- SELECTED EXCERPT -
[Start]

# Draft Stopping



## bozobozo (Apr 7, 2012)

The building official reviewing my permit application/plans has held up my permit and stated "Draft stopping required section 302.12 of the 2009 IRC please show how this will be completed...Draft stopping includes attic and floor truss areas. "

After reading 302.12 I agreed the floor trusses should be draft stopped.  However, I do not agree that the attic is required to be draft stopped.  Now, I am not saying it isn't a prudent thing to do.  I may want to draft stop the attic anyway, but does the code really require it in this case.

I am building a single story ranch home with a walkout basement.  16" floor trusses are used between the basement and main floor.  I plan to drywall the basement ceiling.  Roof trusses are used above the main area.  302.12 reads ...In combustible construction where there is usable space both above and below the concealed space of a floor/ceiling assembly...".  There is no usable space above the roof trusses so I do not think 302.12 applies to the roof trusses.

I am building in central PA, Bethel Township.  He is quoting only the IRC, no local codes.

I was not sure if I should post this here or in the residential fire code forum.  Sorry if I guessed wrong.


----------



## imhotep (Apr 7, 2012)

bozobozo said:
			
		

> The building official reviewing my permit application/plans has held up my permit and stated "Draft stopping required section 302.12 of the 2009 IRC please show how this will be completed...Draft stopping includes attic and floor truss areas. " After reading 302.12 I agreed the floor trusses should be draft stopped.  However, I do not agree that the attic is required to be draft stopped.  Now, I am not saying it isn't a prudent thing to do.  I may want to draft stop the attic anyway, but does the code really require it in this case.
> 
> I am building a single story ranch home with a walkout basement.  16" floor trusses are used between the basement and main floor.  I plan to drywall the basement ceiling.  Roof trusses are used above the main area.  302.12 reads ...In combustible construction where there is usable space both above and below the concealed space of a floor/ceiling assembly...".  There is no usable space above the roof trusses so I do not think 302.12 applies to the roof trusses.
> 
> ...


Are you required to provide attic access per 2009 IRC R807.1?


----------



## Sifu (Apr 7, 2012)

Don't know off-hand why the attic in a single fam would require draftstopping.  Don't have the 09's with me but I think the IBC for R1 & R2 require draftstop at unit separation or 3000ft depending but I don't think an attic if accessible would be considered a concealed space between a floor and ceiling.


----------



## bozobozo (Apr 7, 2012)

I have planned an access (no pull down stairs) just to maintain the radon fans.

[End]

- AIM -
Reproduce the stretch of the draft stopping thread from "I am building in" through "imhotep (Apr 7, 2012)", switching "Bethel Township" to "Bethel Twp.". The items below come from a different source than the draft stopping thread.

- SUPPLIED MATERIAL -
[Start]

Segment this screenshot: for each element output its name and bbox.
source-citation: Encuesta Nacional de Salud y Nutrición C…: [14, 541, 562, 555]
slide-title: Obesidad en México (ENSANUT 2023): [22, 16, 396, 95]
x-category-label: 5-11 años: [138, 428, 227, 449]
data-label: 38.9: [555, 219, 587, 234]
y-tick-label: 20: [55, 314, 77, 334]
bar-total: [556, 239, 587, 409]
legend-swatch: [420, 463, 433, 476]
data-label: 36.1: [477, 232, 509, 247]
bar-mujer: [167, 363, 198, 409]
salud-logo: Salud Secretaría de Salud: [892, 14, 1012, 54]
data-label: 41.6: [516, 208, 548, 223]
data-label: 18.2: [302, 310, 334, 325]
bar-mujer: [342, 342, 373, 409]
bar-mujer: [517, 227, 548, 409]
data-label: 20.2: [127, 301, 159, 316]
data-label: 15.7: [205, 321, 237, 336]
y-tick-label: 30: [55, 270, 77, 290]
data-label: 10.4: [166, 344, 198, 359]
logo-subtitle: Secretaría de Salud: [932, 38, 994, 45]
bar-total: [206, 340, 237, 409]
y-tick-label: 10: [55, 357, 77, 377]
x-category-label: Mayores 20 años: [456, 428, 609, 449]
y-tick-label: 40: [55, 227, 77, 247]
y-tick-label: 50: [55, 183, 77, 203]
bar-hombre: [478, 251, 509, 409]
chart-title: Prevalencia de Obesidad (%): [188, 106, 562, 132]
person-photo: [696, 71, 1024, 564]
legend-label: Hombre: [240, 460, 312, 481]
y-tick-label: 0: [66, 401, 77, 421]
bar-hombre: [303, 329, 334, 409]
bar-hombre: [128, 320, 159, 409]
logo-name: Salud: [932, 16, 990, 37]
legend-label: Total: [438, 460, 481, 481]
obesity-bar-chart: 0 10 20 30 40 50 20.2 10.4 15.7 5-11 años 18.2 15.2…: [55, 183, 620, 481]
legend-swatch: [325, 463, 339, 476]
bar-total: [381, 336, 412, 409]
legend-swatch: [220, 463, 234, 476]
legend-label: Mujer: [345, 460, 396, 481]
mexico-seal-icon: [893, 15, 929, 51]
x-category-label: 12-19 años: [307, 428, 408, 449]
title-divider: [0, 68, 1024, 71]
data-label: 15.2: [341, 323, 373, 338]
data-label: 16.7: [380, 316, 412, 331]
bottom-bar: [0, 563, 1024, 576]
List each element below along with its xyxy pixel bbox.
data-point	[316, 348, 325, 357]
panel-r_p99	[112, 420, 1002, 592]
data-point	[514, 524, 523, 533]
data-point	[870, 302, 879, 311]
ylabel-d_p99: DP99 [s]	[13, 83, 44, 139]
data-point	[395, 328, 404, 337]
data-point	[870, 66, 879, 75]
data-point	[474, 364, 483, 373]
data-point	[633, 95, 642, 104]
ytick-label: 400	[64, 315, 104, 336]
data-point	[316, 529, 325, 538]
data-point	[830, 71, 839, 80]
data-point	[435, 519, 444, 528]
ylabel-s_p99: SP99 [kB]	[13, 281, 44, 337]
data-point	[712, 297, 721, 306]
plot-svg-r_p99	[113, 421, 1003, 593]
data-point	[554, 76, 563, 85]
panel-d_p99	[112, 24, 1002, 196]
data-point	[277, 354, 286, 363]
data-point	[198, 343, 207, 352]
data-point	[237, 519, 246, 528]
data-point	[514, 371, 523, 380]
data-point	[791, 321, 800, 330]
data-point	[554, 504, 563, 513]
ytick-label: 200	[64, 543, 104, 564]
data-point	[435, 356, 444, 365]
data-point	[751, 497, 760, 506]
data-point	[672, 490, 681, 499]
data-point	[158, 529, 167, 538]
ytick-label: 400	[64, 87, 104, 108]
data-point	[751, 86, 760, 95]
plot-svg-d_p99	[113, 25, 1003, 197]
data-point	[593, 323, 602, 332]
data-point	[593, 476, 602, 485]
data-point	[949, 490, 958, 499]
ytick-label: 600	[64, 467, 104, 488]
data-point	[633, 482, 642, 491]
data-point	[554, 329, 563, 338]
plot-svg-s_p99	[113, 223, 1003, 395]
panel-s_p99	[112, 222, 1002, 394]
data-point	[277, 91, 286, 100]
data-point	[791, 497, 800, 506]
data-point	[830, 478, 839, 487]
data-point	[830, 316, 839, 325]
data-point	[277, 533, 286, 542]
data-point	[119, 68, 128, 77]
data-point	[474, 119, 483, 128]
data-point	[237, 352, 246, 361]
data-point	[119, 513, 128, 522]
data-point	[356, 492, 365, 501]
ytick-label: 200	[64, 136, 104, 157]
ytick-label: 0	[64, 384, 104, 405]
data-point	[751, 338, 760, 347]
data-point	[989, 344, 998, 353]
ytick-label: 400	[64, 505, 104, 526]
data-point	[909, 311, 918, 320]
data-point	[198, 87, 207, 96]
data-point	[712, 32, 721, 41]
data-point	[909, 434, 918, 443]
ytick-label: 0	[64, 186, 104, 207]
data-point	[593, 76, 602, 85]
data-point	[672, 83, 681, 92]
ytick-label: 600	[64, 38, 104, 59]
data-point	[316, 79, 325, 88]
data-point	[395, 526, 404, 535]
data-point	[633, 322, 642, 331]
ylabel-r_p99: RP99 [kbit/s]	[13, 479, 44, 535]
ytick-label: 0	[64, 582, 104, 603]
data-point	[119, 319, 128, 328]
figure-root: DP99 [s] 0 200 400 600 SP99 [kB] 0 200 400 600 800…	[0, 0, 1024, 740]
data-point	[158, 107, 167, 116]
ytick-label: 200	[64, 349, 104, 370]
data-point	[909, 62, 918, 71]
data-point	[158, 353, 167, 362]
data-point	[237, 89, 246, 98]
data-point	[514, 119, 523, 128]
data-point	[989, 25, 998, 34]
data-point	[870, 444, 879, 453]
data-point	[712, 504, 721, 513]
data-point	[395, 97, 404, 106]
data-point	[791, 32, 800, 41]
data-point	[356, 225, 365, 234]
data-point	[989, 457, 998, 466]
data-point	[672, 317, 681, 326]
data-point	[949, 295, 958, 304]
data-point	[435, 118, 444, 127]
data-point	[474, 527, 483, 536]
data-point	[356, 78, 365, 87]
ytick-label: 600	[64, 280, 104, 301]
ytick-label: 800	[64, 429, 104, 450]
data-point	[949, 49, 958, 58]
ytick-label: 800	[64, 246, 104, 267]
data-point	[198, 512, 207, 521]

[End]

- THE RESPONSE -
I am building in central PA, Bethel Twp..  He is quoting only the IRC, no local codes.

I was not sure if I should post this here or in the residential fire code forum.  Sorry if I guessed wrong.


----------



## imhotep (Apr 7, 2012)